For each line in the data below that holds "Авторизация", return a copy.

[Dataset rows]
+++
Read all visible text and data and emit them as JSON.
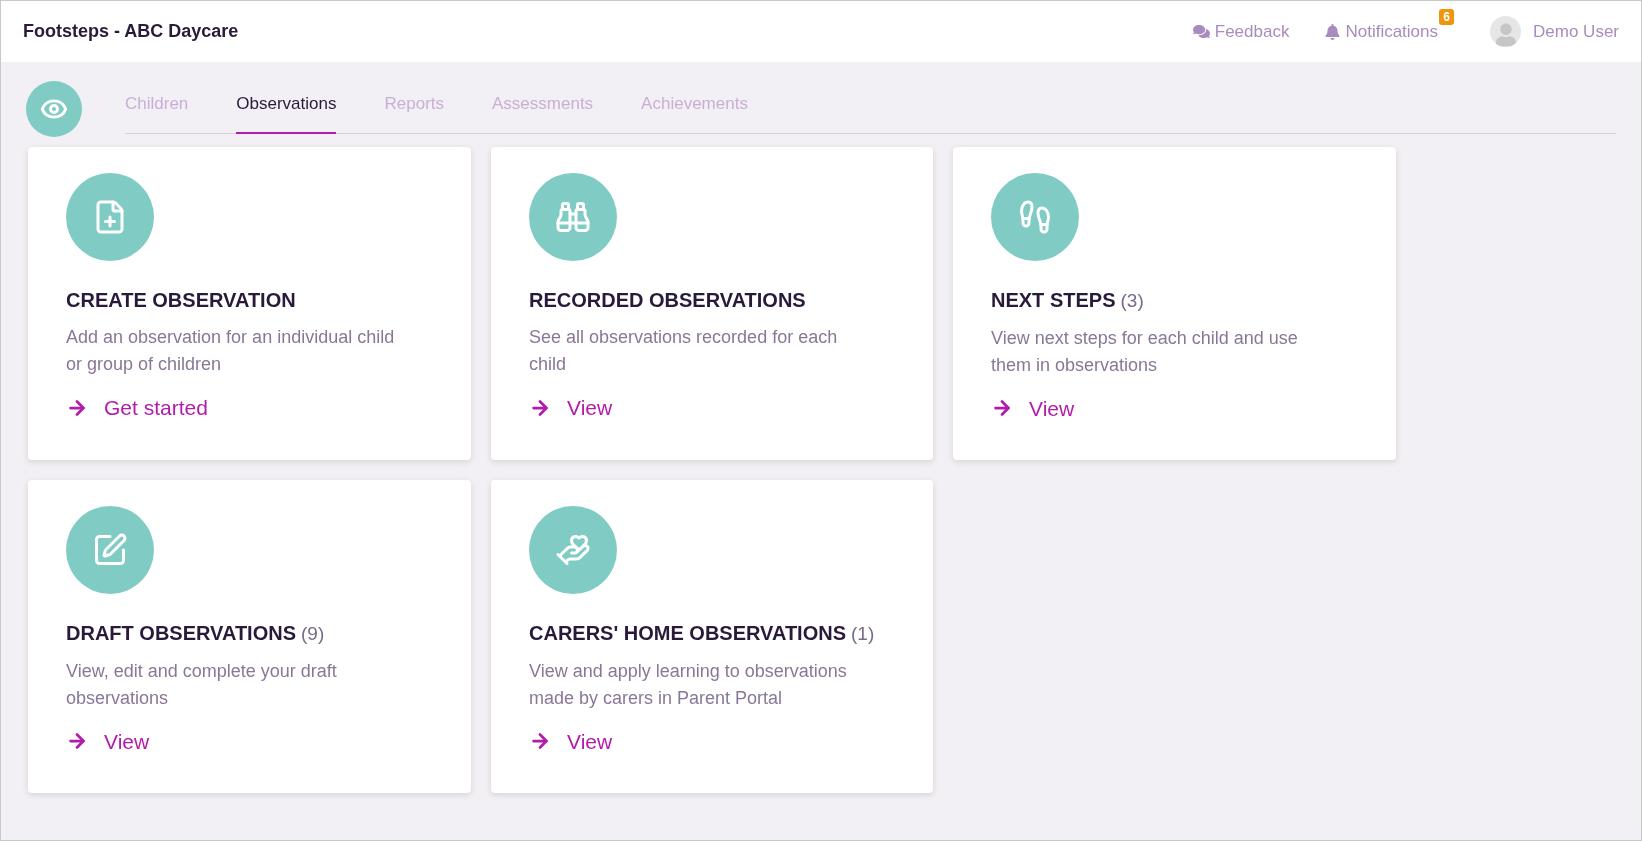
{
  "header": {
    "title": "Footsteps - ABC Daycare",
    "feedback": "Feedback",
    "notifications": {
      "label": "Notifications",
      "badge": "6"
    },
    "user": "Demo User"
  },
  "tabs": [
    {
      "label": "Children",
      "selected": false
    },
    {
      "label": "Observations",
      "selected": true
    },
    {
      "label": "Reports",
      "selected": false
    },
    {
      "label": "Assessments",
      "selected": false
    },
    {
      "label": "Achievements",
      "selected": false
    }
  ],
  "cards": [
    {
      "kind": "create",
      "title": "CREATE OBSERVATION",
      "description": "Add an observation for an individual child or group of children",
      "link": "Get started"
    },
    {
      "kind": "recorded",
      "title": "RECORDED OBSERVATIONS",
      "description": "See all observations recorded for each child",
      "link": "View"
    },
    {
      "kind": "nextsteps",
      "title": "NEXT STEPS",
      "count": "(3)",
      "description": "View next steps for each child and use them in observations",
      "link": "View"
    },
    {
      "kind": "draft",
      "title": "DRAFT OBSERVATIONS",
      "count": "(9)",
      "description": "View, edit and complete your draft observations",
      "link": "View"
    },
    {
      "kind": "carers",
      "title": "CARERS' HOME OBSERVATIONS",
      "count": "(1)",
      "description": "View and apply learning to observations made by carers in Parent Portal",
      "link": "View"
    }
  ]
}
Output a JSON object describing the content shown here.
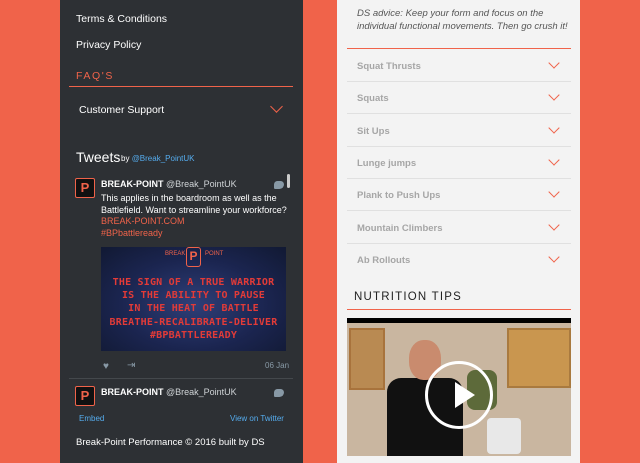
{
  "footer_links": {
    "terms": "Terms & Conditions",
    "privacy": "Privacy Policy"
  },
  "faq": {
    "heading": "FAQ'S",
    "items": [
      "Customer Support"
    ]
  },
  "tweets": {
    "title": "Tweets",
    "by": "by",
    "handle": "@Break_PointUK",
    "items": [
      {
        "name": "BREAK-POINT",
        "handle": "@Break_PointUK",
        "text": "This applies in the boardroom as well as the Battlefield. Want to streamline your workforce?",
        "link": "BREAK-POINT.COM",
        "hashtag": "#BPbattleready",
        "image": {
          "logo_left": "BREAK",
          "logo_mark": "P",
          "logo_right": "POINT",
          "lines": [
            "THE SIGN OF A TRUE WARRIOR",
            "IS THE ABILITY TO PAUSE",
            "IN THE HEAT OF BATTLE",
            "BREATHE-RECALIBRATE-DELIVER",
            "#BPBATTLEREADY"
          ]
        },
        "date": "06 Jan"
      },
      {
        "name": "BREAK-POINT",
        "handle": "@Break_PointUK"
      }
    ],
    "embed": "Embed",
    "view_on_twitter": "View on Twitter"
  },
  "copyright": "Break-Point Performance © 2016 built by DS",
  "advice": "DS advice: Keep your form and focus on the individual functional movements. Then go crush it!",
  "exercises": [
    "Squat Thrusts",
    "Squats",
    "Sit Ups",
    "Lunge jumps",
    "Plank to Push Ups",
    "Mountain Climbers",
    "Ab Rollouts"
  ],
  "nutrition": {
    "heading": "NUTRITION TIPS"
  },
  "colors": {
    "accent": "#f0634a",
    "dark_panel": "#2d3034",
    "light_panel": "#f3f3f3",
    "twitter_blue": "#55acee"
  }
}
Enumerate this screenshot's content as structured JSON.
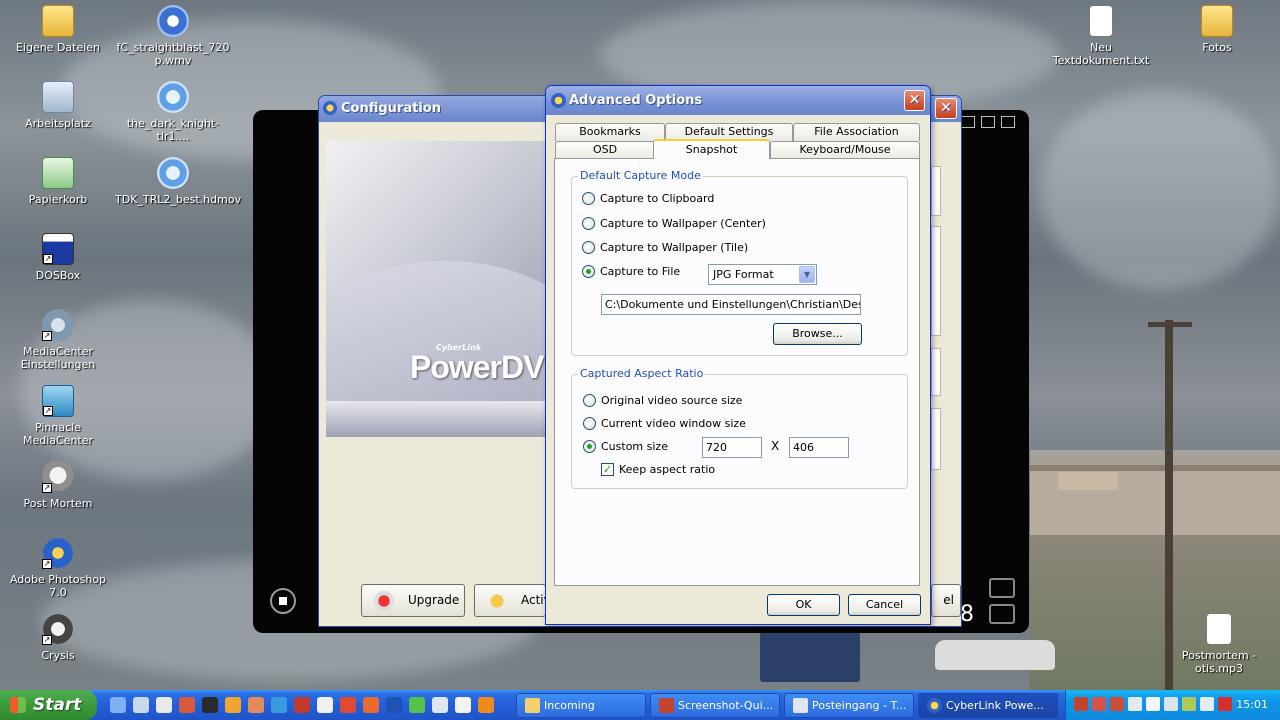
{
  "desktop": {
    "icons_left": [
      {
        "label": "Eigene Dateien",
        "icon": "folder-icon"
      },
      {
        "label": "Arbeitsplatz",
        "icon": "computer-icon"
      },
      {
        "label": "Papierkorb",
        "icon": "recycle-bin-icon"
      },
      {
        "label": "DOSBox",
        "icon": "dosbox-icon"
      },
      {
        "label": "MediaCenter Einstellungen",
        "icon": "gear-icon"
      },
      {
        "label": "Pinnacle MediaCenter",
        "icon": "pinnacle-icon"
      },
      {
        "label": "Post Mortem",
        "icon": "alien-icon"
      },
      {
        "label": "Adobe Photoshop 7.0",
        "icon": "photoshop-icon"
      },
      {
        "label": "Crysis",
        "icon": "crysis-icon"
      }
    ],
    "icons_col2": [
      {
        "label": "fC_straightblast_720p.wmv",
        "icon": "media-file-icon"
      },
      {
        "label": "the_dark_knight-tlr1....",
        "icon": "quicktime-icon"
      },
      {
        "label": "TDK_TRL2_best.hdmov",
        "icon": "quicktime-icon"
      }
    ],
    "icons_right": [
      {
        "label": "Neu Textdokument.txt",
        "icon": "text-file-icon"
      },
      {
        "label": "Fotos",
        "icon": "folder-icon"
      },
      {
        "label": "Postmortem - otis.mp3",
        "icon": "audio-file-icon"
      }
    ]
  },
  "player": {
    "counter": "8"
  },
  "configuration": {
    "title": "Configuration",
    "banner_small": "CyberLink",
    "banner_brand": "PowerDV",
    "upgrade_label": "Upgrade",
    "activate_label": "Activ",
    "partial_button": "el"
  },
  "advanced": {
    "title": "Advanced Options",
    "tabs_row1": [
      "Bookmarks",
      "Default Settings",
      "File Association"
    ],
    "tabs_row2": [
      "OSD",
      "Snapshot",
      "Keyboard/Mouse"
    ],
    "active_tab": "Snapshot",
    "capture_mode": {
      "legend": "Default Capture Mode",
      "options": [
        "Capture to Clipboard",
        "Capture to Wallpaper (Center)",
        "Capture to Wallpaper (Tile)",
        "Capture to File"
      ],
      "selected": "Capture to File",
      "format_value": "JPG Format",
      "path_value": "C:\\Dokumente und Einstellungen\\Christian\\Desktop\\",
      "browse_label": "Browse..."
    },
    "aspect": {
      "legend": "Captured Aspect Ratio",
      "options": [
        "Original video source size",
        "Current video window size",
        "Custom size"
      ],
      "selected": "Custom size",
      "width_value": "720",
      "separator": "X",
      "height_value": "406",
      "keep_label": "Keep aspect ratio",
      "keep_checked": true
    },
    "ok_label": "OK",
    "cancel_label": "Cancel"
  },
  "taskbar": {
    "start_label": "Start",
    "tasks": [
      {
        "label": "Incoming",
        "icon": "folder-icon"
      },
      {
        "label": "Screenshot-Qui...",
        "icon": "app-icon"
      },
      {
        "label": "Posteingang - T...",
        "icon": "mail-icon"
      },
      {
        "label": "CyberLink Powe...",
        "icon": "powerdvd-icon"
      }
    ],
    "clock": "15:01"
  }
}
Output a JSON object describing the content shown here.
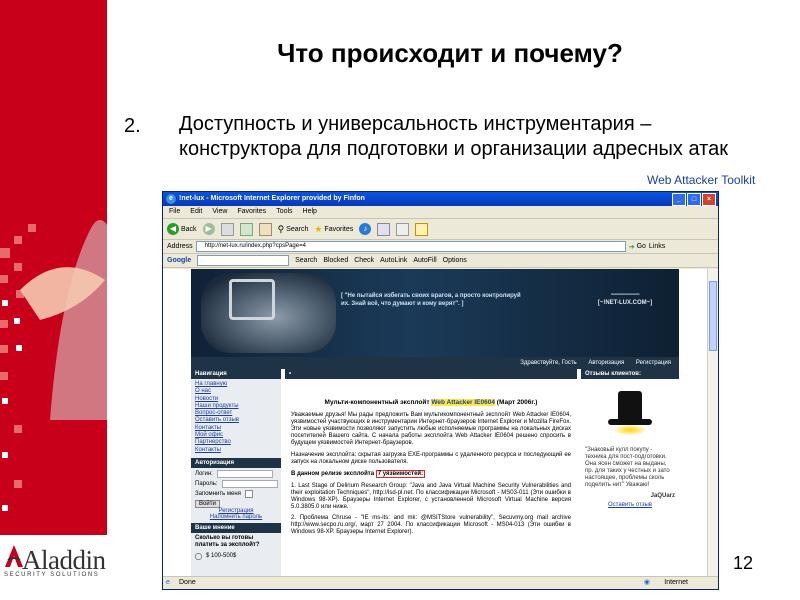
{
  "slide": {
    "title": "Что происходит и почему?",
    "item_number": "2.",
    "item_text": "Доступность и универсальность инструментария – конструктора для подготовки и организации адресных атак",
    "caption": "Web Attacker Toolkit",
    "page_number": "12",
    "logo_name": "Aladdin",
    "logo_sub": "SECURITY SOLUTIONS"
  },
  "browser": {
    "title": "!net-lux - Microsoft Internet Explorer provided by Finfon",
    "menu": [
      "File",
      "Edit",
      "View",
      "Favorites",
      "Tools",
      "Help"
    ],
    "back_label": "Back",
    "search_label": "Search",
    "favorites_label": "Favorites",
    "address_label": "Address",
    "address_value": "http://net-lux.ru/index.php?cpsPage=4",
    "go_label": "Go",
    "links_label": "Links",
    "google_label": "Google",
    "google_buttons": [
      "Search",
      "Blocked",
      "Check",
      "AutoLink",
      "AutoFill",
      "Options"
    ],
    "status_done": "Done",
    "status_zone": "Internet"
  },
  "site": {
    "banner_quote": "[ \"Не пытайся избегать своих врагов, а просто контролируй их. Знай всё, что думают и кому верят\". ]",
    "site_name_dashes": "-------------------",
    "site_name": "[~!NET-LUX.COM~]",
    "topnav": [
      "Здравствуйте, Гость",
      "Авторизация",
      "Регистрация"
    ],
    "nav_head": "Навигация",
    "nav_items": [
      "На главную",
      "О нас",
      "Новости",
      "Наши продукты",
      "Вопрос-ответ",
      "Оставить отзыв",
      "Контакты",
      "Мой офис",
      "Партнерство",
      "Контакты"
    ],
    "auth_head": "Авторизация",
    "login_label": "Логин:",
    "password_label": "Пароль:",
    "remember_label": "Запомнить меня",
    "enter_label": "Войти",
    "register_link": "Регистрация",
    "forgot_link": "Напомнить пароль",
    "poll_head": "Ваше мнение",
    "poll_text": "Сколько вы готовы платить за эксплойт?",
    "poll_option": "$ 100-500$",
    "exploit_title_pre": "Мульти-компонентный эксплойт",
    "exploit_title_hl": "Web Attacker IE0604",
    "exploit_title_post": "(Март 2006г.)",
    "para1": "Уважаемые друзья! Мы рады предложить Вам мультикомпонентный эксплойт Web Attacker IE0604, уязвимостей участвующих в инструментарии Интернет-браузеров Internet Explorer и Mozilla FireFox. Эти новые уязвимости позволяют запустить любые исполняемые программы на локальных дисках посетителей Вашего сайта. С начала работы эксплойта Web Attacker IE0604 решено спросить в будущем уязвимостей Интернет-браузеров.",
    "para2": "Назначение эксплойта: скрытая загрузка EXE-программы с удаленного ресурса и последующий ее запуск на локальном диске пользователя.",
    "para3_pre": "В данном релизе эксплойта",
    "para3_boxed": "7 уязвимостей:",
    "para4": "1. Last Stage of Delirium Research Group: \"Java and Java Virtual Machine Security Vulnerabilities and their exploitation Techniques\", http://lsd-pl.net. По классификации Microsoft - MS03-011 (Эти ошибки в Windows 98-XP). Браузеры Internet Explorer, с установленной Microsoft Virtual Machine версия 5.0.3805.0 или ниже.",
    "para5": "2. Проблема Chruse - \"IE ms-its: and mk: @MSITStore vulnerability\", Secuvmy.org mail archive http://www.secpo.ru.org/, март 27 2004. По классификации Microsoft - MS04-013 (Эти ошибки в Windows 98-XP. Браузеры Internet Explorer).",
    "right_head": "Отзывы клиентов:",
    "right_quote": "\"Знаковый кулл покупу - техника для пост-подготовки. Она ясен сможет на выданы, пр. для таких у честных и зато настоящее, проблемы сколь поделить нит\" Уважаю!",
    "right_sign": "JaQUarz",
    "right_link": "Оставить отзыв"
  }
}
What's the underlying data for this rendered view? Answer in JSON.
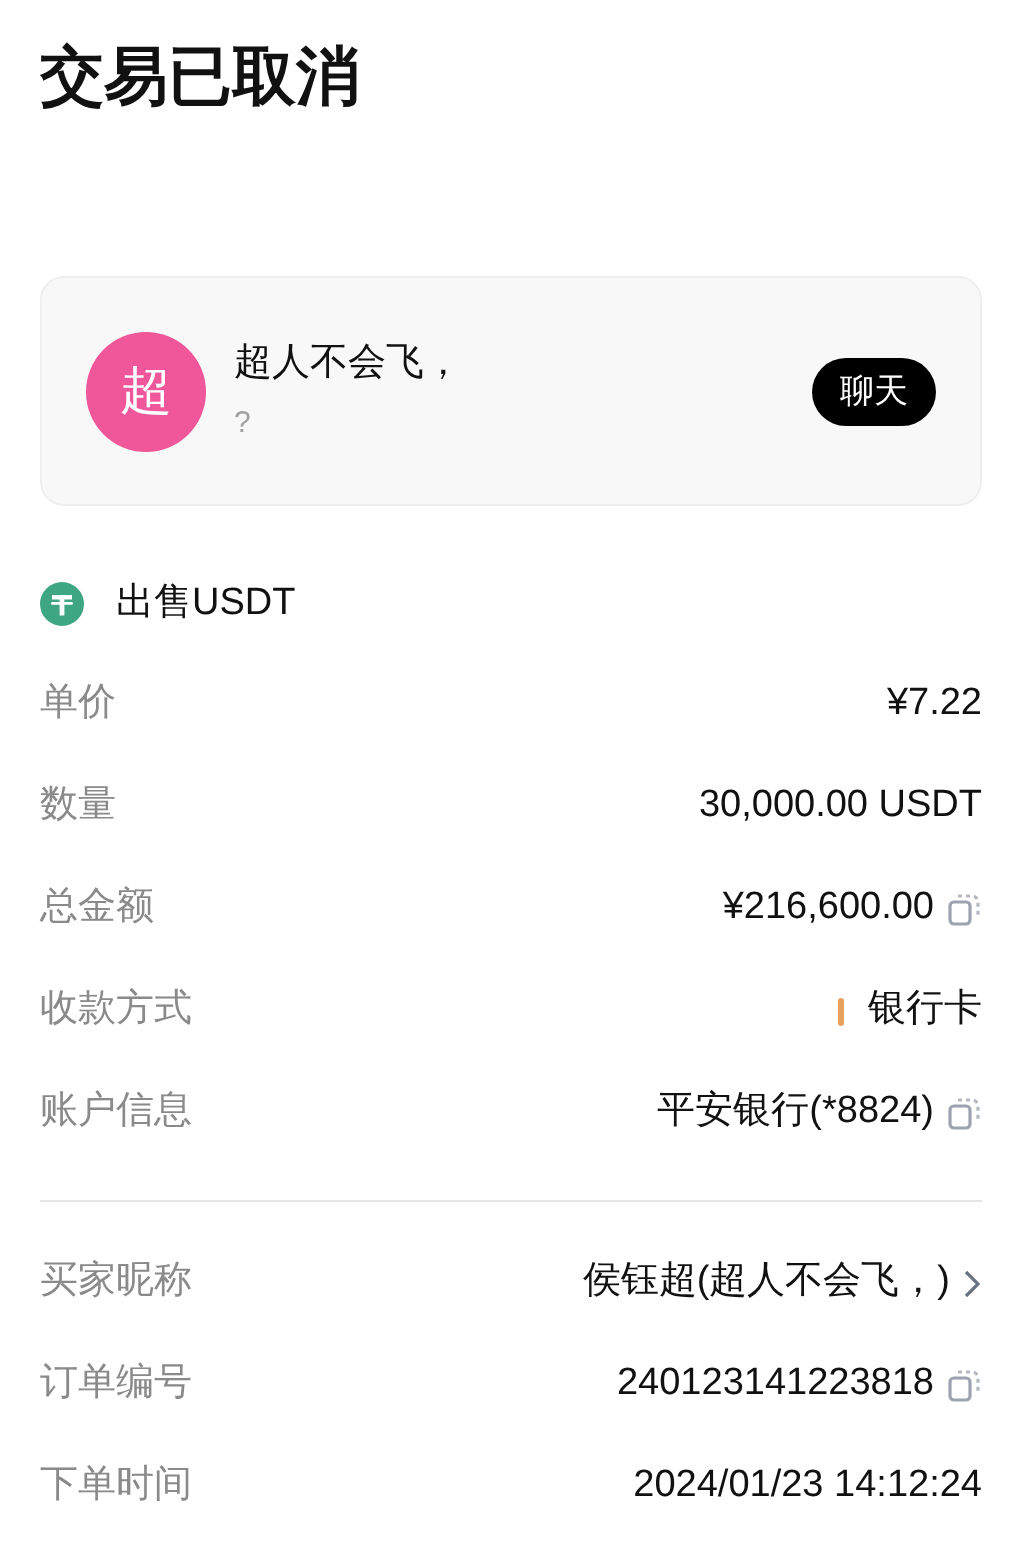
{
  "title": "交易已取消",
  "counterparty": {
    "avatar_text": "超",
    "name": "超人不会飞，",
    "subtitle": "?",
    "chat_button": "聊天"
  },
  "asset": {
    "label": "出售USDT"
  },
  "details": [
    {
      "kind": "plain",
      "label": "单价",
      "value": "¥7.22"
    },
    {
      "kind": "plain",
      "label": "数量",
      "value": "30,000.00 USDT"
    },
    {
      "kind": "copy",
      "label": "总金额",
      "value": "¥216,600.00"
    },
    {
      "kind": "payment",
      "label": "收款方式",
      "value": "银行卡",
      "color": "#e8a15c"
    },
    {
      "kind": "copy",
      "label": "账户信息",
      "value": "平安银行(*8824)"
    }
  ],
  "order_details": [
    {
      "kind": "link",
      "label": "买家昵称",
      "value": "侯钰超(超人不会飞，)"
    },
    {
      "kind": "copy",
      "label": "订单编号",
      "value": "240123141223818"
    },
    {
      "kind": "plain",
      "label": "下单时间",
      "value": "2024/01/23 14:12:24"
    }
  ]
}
+++
▸ Solved exercise:
      "Авторизация",
    "auth_head": "Авторизация",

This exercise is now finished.